**EXERCISE DESCRIPTION**
Repeat every entry in the listing below, exactly.

++++ DATA EXCERPTS

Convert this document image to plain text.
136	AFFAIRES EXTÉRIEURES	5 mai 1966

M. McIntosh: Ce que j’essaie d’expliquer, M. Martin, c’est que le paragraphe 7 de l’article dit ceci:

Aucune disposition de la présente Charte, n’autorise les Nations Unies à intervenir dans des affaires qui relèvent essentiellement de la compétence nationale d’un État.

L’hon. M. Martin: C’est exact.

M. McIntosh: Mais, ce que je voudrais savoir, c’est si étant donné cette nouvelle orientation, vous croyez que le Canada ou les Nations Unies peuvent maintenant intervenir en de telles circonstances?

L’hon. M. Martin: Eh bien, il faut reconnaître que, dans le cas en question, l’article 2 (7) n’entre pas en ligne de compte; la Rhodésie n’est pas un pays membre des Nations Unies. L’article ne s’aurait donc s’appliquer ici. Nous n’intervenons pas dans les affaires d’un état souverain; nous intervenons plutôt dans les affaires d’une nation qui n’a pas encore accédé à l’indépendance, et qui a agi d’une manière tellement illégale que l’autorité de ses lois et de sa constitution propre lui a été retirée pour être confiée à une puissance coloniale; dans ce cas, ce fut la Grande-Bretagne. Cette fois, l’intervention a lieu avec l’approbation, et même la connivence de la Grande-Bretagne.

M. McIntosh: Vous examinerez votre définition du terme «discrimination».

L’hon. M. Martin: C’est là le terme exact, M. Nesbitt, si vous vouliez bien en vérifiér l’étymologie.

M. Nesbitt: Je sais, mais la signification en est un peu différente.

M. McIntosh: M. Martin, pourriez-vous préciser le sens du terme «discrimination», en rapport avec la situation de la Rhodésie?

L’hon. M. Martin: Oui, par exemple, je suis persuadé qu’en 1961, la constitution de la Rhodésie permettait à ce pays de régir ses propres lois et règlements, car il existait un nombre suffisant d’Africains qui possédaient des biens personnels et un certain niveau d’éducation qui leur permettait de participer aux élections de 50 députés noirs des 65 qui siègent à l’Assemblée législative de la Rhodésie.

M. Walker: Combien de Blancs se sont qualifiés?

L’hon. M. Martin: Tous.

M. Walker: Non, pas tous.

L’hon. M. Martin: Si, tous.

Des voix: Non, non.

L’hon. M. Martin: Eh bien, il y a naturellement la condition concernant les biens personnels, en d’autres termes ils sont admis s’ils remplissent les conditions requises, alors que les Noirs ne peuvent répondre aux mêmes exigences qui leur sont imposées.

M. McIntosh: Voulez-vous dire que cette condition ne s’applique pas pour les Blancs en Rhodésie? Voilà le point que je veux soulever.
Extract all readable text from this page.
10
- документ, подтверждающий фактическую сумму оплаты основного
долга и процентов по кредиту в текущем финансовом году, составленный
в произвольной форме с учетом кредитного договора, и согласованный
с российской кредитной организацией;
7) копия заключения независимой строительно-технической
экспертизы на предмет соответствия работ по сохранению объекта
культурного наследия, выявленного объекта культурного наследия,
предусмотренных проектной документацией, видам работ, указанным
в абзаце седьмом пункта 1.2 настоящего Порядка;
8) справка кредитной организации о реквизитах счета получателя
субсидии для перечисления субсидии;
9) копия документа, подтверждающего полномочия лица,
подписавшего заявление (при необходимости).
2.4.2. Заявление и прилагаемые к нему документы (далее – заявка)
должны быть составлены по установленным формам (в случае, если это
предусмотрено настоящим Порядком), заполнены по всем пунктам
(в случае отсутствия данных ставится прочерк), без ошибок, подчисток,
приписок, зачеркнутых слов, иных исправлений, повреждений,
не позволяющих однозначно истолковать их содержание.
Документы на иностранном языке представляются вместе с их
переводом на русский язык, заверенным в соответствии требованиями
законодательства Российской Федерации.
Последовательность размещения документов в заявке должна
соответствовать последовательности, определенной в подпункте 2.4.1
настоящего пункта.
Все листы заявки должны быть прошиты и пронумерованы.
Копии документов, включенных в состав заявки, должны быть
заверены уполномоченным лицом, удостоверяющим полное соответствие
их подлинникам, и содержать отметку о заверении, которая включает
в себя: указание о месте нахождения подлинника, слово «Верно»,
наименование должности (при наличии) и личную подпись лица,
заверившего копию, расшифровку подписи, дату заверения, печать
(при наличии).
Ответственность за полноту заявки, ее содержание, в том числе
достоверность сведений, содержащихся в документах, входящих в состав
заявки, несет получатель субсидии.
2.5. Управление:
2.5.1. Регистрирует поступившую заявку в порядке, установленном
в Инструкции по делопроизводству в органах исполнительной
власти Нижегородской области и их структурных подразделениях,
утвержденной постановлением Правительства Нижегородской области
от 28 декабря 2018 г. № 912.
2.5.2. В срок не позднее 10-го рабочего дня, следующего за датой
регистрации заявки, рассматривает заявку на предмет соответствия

++++++++

**OUTPUT FOR THIS EXERCISE**
Convert this document image to plain text.
136	AFFAIRES EXTÉRIEURES	5 mai 1966

M. McIntosh: Ce que j’essaie d’expliquer, M. Martin, c’est que le paragraphe 7 de l’article dit ceci:

Aucune disposition de la présente Charte, n’autorise les Nations Unies à intervenir dans des affaires qui relèvent essentiellement de la compétence nationale d’un État.

L’hon. M. Martin: C’est exact.

M. McIntosh: Mais, ce que je voudrais savoir, c’est si étant donné cette nouvelle orientation, vous croyez que le Canada ou les Nations Unies peuvent maintenant intervenir en de telles circonstances?

L’hon. M. Martin: Eh bien, il faut reconnaître que, dans le cas en question, l’article 2 (7) n’entre pas en ligne de compte; la Rhodésie n’est pas un pays membre des Nations Unies. L’article ne s’aurait donc s’appliquer ici. Nous n’intervenons pas dans les affaires d’un état souverain; nous intervenons plutôt dans les affaires d’une nation qui n’a pas encore accédé à l’indépendance, et qui a agi d’une manière tellement illégale que l’autorité de ses lois et de sa constitution propre lui a été retirée pour être confiée à une puissance coloniale; dans ce cas, ce fut la Grande-Bretagne. Cette fois, l’intervention a lieu avec l’approbation, et même la connivence de la Grande-Bretagne.

M. McIntosh: Vous examinerez votre définition du terme «discrimination».

L’hon. M. Martin: C’est là le terme exact, M. Nesbitt, si vous vouliez bien en vérifiér l’étymologie.

M. Nesbitt: Je sais, mais la signification en est un peu différente.

M. McIntosh: M. Martin, pourriez-vous préciser le sens du terme «discrimination», en rapport avec la situation de la Rhodésie?

L’hon. M. Martin: Oui, par exemple, je suis persuadé qu’en 1961, la constitution de la Rhodésie permettait à ce pays de régir ses propres lois et règlements, car il existait un nombre suffisant d’Africains qui possédaient des biens personnels et un certain niveau d’éducation qui leur permettait de participer aux élections de 50 députés noirs des 65 qui siègent à l’Assemblée législative de la Rhodésie.

M. Walker: Combien de Blancs se sont qualifiés?

L’hon. M. Martin: Tous.

M. Walker: Non, pas tous.

L’hon. M. Martin: Si, tous.

Des voix: Non, non.

L’hon. M. Martin: Eh bien, il y a naturellement la condition concernant les biens personnels, en d’autres termes ils sont admis s’ils remplissent les conditions requises, alors que les Noirs ne peuvent répondre aux mêmes exigences qui leur sont imposées.

M. McIntosh: Voulez-vous dire que cette condition ne s’applique pas pour les Blancs en Rhodésie? Voilà le point que je veux soulever.
Extract all readable text from this page.
10
- документ, подтверждающий фактическую сумму оплаты основного
долга и процентов по кредиту в текущем финансовом году, составленный
в произвольной форме с учетом кредитного договора, и согласованный
с российской кредитной организацией;
7) копия заключения независимой строительно-технической
экспертизы на предмет соответствия работ по сохранению объекта
культурного наследия, выявленного объекта культурного наследия,
предусмотренных проектной документацией, видам работ, указанным
в абзаце седьмом пункта 1.2 настоящего Порядка;
8) справка кредитной организации о реквизитах счета получателя
субсидии для перечисления субсидии;
9) копия документа, подтверждающего полномочия лица,
подписавшего заявление (при необходимости).
2.4.2. Заявление и прилагаемые к нему документы (далее – заявка)
должны быть составлены по установленным формам (в случае, если это
предусмотрено настоящим Порядком), заполнены по всем пунктам
(в случае отсутствия данных ставится прочерк), без ошибок, подчисток,
приписок, зачеркнутых слов, иных исправлений, повреждений,
не позволяющих однозначно истолковать их содержание.
Документы на иностранном языке представляются вместе с их
переводом на русский язык, заверенным в соответствии требованиями
законодательства Российской Федерации.
Последовательность размещения документов в заявке должна
соответствовать последовательности, определенной в подпункте 2.4.1
настоящего пункта.
Все листы заявки должны быть прошиты и пронумерованы.
Копии документов, включенных в состав заявки, должны быть
заверены уполномоченным лицом, удостоверяющим полное соответствие
их подлинникам, и содержать отметку о заверении, которая включает
в себя: указание о месте нахождения подлинника, слово «Верно»,
наименование должности (при наличии) и личную подпись лица,
заверившего копию, расшифровку подписи, дату заверения, печать
(при наличии).
Ответственность за полноту заявки, ее содержание, в том числе
достоверность сведений, содержащихся в документах, входящих в состав
заявки, несет получатель субсидии.
2.5. Управление:
2.5.1. Регистрирует поступившую заявку в порядке, установленном
в Инструкции по делопроизводству в органах исполнительной
власти Нижегородской области и их структурных подразделениях,
утвержденной постановлением Правительства Нижегородской области
от 28 декабря 2018 г. № 912.
2.5.2. В срок не позднее 10-го рабочего дня, следующего за датой
регистрации заявки, рассматривает заявку на предмет соответствия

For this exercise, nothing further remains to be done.